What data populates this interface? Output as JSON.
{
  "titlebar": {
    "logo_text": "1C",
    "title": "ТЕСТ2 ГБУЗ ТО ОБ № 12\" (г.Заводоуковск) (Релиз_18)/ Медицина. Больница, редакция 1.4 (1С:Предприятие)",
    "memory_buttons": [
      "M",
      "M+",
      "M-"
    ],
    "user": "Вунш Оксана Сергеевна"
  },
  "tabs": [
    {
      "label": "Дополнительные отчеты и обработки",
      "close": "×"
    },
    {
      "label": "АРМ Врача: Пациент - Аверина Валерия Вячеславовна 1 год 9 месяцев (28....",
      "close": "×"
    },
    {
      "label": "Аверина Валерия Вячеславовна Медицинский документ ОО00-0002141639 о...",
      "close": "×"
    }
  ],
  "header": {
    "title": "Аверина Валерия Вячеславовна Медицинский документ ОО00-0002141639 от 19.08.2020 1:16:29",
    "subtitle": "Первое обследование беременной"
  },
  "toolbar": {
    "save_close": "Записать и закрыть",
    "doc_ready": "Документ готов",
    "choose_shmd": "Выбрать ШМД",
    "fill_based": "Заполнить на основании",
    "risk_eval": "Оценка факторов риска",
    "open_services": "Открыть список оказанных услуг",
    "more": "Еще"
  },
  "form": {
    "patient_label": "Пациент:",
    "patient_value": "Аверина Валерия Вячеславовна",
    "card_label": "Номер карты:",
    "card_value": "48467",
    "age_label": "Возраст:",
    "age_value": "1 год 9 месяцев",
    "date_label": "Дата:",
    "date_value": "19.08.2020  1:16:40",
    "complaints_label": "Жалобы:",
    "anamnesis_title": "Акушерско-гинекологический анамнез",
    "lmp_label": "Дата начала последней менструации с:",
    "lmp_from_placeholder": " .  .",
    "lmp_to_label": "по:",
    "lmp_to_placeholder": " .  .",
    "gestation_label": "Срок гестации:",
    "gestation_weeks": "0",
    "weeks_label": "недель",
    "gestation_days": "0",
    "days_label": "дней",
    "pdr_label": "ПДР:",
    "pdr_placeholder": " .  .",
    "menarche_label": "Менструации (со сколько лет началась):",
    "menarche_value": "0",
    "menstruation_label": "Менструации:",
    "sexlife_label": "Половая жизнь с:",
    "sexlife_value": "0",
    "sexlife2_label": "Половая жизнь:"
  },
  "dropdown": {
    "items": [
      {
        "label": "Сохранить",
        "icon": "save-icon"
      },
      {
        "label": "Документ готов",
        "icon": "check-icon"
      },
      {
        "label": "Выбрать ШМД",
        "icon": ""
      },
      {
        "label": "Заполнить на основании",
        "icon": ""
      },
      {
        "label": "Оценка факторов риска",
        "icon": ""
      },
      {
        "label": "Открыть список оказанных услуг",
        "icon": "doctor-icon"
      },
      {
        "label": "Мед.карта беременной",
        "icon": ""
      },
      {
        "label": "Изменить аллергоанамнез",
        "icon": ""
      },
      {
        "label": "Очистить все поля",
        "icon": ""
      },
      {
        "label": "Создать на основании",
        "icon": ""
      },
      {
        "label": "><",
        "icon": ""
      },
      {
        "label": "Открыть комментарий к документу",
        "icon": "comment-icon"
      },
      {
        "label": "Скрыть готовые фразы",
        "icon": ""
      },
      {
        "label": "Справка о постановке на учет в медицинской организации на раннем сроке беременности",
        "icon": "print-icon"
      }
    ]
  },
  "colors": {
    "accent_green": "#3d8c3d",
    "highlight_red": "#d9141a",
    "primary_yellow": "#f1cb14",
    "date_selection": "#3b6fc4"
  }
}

.....

Written instruction: Point out every line holding the string "риска" and copy it.

Task answer:
    "risk_eval": "Оценка факторов риска",
        "label": "Оценка факторов риска",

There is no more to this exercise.